Your task → Identify all lines in the listing that include the word "ylabel", and copy them out.

───── Supplied records

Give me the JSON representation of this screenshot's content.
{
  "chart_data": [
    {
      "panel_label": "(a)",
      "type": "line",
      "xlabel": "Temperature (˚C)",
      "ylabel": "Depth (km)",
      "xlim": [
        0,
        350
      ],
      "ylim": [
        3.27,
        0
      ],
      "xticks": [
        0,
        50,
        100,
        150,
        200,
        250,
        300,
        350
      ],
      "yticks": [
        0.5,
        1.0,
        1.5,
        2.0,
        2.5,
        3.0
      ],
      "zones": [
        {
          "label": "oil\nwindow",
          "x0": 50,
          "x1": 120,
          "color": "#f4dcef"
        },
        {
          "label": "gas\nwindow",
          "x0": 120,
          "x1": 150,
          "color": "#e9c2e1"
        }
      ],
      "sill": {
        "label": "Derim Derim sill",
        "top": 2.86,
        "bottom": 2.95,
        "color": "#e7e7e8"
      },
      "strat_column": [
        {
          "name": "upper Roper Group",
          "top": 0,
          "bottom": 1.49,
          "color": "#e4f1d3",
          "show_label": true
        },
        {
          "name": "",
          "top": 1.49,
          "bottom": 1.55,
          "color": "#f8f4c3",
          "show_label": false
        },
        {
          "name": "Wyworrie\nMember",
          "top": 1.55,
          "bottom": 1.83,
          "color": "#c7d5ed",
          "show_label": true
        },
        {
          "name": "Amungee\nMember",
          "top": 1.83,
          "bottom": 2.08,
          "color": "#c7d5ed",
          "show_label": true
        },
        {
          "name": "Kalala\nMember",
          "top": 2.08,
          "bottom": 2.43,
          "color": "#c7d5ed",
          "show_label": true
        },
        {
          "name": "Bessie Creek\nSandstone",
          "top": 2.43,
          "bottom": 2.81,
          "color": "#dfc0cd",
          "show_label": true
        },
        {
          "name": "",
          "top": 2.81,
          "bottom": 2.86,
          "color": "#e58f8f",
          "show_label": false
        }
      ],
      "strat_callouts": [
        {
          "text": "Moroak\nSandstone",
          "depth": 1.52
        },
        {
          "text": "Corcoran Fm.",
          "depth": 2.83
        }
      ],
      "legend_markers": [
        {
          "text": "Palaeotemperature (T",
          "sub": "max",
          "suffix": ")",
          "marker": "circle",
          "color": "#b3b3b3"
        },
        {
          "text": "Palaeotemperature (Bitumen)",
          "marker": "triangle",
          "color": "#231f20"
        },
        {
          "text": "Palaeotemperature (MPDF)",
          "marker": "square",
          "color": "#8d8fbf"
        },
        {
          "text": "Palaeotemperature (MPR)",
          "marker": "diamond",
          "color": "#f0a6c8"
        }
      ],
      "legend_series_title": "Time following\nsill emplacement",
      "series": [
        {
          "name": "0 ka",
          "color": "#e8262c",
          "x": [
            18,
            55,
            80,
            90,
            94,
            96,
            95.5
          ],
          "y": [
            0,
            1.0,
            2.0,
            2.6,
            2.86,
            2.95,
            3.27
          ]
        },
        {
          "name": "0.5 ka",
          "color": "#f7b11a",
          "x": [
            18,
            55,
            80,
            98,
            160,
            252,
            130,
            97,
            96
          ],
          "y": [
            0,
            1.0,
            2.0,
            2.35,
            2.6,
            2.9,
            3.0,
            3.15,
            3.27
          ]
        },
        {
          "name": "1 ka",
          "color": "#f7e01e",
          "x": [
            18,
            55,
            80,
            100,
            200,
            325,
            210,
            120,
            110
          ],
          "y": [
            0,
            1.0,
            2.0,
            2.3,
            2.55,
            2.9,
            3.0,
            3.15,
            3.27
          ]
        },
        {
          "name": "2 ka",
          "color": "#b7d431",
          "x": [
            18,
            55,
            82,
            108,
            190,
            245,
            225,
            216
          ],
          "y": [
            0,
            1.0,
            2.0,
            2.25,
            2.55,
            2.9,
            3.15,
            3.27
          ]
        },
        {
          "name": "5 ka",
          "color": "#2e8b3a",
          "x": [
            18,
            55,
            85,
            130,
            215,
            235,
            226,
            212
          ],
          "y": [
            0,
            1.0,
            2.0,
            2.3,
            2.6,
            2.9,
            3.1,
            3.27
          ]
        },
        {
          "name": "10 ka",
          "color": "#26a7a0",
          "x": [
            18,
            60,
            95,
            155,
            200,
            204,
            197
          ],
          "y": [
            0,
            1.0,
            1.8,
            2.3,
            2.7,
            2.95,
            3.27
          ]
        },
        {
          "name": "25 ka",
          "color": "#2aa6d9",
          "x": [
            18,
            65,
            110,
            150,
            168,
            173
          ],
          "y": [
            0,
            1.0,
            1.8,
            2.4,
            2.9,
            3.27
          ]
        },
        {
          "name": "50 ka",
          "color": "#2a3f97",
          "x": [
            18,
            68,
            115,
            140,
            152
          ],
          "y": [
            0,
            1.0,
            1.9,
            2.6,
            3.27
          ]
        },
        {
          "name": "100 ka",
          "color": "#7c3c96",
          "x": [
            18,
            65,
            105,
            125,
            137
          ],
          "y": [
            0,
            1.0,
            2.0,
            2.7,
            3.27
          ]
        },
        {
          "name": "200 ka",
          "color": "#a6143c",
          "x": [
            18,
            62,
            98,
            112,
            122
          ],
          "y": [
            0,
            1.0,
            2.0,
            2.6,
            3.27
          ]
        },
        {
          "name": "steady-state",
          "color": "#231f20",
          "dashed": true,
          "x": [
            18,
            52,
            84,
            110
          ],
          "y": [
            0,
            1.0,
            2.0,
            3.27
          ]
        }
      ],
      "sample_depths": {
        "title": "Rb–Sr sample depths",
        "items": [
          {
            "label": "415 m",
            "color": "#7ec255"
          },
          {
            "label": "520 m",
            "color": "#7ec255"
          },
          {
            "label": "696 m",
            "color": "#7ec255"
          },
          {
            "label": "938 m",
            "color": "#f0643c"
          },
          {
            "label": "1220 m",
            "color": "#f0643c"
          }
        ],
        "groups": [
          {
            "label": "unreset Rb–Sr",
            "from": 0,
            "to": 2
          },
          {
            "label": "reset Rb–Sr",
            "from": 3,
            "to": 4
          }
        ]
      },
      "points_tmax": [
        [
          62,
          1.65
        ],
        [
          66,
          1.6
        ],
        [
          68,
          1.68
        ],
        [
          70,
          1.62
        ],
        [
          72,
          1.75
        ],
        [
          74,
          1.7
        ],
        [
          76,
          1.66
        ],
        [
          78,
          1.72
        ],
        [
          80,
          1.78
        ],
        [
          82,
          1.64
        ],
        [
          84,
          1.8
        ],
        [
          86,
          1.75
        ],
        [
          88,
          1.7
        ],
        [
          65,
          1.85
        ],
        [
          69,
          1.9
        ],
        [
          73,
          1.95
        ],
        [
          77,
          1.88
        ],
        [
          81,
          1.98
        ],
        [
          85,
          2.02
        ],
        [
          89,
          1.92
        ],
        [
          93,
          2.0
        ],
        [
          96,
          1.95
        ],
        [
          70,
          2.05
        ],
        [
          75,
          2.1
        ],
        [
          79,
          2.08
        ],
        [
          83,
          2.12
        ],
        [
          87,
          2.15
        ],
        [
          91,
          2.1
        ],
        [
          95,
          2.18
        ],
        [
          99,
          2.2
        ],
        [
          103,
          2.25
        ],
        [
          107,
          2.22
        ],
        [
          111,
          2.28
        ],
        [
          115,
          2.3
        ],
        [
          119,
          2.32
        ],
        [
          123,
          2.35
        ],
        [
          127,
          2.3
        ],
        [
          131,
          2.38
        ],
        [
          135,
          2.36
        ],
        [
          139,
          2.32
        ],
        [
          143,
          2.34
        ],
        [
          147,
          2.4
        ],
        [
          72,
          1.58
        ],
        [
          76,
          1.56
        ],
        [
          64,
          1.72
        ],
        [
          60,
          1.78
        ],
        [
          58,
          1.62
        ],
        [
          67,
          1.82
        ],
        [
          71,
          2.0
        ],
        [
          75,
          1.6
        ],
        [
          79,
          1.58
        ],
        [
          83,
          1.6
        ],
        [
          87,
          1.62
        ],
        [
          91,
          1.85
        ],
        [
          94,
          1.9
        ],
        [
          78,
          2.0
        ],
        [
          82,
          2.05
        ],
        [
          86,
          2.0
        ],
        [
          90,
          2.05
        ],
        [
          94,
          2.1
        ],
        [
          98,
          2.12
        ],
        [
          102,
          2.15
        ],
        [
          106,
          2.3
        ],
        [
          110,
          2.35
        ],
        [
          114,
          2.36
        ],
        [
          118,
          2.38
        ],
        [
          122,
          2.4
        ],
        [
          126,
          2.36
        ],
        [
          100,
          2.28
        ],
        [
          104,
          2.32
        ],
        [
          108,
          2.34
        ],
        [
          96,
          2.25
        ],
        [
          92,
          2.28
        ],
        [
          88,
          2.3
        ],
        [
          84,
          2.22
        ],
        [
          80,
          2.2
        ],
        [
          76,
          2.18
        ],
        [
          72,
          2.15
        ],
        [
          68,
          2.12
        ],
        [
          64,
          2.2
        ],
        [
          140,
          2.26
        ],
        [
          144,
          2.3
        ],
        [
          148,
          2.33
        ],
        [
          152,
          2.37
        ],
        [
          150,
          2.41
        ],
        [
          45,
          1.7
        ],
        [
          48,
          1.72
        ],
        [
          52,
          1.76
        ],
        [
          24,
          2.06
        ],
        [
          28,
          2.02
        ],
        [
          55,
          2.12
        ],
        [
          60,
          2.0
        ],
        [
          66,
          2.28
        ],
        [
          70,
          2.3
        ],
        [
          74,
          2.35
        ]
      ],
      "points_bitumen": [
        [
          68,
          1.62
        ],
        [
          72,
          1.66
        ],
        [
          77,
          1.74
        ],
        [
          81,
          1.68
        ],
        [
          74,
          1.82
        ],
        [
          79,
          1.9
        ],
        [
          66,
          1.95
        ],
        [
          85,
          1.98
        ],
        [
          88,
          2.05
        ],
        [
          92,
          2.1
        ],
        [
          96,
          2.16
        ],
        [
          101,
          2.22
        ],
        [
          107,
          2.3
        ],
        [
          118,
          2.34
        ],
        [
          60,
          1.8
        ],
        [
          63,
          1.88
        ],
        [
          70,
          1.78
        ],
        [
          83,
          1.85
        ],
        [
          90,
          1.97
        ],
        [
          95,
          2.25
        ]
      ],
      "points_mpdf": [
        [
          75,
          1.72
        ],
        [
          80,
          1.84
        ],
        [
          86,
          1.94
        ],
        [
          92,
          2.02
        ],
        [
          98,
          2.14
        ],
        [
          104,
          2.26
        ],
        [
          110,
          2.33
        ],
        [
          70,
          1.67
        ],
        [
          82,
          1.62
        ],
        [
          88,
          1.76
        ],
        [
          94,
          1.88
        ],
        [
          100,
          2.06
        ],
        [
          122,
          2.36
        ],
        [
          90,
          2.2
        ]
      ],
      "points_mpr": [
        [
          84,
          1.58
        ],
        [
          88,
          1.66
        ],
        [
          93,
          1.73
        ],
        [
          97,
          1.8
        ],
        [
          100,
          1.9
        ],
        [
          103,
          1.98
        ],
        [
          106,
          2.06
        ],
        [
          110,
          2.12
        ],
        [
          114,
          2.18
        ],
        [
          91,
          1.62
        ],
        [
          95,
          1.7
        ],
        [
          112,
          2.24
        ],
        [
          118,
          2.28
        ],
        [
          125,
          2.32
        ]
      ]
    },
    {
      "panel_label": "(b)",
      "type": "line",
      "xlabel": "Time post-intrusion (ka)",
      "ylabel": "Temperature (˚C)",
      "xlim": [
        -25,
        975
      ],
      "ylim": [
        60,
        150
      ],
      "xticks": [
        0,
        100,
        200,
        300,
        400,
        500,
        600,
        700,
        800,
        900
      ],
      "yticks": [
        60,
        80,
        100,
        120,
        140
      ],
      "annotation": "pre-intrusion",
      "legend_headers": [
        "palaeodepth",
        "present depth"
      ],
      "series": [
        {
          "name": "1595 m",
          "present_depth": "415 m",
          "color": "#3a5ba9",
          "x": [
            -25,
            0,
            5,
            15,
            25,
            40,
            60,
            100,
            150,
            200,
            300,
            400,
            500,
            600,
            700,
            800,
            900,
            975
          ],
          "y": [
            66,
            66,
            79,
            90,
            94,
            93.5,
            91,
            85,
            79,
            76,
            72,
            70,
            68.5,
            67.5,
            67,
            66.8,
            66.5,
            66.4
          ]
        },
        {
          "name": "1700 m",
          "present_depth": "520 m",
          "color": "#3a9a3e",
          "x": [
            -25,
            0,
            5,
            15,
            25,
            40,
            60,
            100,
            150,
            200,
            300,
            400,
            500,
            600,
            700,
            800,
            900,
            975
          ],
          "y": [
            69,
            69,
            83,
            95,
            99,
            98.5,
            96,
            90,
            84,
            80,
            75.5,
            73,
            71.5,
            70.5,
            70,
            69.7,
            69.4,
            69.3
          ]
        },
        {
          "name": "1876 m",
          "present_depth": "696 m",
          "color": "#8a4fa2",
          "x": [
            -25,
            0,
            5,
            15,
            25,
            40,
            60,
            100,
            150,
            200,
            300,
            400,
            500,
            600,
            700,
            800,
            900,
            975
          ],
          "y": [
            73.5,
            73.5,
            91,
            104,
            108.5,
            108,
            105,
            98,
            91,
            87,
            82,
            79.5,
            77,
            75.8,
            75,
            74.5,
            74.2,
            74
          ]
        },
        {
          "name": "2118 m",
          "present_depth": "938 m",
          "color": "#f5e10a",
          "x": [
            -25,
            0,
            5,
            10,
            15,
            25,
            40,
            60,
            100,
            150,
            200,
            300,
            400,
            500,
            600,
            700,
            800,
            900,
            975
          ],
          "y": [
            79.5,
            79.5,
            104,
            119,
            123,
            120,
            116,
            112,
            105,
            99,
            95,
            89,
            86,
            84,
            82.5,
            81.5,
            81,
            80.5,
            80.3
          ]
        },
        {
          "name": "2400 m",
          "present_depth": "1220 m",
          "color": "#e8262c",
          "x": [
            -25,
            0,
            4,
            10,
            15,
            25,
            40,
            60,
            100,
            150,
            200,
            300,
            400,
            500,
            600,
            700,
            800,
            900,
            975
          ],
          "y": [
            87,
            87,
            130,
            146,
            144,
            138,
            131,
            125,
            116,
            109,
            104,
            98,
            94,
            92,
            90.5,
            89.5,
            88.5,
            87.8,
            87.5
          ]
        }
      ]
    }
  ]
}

──────────

Finished task →
      "ylabel": "Depth (km)",
      "ylabel": "Temperature (˚C)",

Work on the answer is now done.